Scan the entries for the string "Frequency" and give the number of lines that have it, nothing further.

[Extracts from a graphics dataset]

──────────

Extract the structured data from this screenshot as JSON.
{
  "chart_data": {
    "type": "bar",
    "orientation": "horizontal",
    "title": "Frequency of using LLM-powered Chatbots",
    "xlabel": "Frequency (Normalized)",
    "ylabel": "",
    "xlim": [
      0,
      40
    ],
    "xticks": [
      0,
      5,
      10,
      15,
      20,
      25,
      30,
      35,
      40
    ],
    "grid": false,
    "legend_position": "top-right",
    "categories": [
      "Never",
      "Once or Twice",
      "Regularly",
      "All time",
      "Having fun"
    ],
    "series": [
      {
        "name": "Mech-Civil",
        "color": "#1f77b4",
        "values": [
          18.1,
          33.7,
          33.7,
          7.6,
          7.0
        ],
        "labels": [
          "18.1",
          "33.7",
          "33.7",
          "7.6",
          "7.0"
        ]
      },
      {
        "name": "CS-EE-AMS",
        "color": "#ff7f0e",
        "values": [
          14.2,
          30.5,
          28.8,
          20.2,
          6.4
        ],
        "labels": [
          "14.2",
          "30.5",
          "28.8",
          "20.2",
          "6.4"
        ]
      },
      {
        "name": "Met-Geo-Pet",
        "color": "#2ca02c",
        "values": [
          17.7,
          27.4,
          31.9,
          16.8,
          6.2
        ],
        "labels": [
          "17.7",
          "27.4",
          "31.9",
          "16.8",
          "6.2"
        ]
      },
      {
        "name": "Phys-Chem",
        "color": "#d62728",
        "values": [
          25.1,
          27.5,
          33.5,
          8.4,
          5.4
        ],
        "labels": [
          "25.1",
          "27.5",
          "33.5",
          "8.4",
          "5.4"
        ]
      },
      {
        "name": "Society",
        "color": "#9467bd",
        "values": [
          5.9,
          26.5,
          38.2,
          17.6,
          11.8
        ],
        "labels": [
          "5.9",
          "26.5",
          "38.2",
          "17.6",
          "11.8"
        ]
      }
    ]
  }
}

──────────

WORKED ANSWER — 2